Calculate how many lines in the following records hold the word "groups", and report that number without comment.

§ Supplied material:
** begin **

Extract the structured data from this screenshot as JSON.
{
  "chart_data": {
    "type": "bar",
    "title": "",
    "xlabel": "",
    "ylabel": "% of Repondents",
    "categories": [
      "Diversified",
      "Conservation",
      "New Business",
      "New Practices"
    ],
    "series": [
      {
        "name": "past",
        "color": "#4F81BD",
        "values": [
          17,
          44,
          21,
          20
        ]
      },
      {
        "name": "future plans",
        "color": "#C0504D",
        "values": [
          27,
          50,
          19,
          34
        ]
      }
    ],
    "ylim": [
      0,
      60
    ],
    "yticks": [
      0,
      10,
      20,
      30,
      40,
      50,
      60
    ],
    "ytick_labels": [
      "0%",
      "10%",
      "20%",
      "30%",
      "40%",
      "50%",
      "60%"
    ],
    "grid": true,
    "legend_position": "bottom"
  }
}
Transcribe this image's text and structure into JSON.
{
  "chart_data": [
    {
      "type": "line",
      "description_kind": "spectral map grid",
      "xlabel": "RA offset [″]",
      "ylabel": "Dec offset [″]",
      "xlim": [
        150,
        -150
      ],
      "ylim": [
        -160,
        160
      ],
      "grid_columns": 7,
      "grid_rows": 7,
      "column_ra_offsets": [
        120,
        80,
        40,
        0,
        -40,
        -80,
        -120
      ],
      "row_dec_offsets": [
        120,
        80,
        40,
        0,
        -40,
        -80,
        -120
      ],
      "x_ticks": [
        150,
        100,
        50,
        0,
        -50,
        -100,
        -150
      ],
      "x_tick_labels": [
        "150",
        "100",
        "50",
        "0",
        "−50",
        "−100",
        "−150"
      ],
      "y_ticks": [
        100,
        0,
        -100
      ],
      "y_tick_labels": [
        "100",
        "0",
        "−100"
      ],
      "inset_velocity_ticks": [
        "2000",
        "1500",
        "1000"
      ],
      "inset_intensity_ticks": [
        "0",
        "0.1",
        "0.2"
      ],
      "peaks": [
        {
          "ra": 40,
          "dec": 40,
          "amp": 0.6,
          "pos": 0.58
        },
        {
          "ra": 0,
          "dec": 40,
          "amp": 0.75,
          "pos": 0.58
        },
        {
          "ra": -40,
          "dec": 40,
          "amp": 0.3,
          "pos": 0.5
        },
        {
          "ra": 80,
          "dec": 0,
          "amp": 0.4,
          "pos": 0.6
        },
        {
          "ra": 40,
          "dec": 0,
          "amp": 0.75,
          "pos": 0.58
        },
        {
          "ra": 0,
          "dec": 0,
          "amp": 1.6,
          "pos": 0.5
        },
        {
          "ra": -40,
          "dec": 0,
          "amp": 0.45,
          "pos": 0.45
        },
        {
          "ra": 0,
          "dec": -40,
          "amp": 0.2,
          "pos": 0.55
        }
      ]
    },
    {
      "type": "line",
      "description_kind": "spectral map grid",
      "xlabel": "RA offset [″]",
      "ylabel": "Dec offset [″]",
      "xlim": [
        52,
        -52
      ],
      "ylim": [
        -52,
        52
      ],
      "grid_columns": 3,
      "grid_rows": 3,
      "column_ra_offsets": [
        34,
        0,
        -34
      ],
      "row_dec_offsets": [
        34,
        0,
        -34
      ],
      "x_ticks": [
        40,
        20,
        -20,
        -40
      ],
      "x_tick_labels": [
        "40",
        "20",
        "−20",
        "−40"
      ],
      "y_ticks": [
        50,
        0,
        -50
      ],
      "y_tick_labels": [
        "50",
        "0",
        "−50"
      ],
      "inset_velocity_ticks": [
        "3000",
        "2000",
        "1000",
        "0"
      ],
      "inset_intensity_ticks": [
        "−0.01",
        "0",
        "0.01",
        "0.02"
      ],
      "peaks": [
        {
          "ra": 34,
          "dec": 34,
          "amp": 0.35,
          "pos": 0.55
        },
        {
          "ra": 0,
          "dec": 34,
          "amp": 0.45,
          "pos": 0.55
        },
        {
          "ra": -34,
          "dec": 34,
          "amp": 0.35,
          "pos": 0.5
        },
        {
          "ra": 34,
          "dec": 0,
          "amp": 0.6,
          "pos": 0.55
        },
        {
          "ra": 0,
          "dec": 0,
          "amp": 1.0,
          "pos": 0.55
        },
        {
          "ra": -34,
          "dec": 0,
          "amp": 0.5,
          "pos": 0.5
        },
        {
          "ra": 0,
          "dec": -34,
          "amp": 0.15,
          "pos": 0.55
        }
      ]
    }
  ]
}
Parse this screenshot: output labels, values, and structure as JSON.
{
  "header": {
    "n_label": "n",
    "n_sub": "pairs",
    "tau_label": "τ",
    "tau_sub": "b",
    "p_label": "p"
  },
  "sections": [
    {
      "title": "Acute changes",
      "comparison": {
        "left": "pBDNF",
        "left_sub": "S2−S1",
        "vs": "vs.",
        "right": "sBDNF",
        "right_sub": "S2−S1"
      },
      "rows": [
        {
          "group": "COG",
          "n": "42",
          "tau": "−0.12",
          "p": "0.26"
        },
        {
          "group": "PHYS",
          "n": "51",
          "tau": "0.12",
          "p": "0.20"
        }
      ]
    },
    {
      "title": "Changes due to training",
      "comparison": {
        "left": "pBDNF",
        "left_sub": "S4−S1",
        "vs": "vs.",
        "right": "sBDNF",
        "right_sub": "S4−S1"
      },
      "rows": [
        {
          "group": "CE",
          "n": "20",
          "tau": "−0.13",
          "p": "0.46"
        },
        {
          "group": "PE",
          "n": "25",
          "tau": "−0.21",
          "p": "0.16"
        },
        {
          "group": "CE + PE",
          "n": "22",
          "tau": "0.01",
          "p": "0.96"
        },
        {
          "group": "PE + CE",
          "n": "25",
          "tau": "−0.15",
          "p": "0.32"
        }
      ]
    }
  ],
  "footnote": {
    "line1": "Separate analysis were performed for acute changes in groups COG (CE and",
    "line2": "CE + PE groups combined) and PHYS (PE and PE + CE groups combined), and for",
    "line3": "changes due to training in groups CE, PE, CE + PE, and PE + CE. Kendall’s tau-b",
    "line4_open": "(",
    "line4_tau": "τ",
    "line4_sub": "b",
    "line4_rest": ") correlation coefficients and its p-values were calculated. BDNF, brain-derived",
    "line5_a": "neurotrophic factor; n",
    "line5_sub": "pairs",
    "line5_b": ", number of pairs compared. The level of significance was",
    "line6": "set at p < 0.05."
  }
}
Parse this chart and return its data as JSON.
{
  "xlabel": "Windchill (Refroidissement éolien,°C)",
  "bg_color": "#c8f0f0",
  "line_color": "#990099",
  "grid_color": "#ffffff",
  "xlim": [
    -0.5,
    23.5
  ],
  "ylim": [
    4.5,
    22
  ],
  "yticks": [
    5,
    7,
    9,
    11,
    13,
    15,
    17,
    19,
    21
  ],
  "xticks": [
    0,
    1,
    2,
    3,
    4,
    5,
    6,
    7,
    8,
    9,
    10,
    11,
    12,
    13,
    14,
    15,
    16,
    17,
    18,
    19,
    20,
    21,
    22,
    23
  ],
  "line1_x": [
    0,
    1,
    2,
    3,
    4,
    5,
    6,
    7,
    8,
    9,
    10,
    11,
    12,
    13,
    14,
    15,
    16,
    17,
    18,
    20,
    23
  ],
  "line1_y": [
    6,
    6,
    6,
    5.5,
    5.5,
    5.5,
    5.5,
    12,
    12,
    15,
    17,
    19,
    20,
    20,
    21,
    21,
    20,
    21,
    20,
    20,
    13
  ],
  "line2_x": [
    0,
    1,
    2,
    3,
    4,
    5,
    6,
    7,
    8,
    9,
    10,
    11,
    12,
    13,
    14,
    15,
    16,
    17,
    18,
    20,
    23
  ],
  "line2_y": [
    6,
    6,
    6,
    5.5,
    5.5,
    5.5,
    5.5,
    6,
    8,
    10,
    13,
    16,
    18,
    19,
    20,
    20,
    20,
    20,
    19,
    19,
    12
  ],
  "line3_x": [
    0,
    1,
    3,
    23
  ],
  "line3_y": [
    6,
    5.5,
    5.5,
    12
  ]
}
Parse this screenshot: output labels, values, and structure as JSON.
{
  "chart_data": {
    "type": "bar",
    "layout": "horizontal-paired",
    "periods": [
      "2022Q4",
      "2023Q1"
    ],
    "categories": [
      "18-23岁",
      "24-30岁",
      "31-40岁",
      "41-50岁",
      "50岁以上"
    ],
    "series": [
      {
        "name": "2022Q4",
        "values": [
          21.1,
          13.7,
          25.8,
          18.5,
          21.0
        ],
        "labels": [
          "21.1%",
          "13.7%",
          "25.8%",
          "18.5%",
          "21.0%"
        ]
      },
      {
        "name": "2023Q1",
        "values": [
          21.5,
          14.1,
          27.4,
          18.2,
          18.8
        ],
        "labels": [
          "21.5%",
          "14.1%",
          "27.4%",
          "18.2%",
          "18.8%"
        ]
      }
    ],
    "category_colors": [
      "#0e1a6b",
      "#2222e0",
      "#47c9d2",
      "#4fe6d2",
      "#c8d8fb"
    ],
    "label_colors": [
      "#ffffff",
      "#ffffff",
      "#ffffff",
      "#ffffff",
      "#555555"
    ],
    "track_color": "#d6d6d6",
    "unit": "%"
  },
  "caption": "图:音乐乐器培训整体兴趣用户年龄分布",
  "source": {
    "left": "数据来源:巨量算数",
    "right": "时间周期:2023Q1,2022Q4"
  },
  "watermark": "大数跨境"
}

** end **

§ Full solution: 3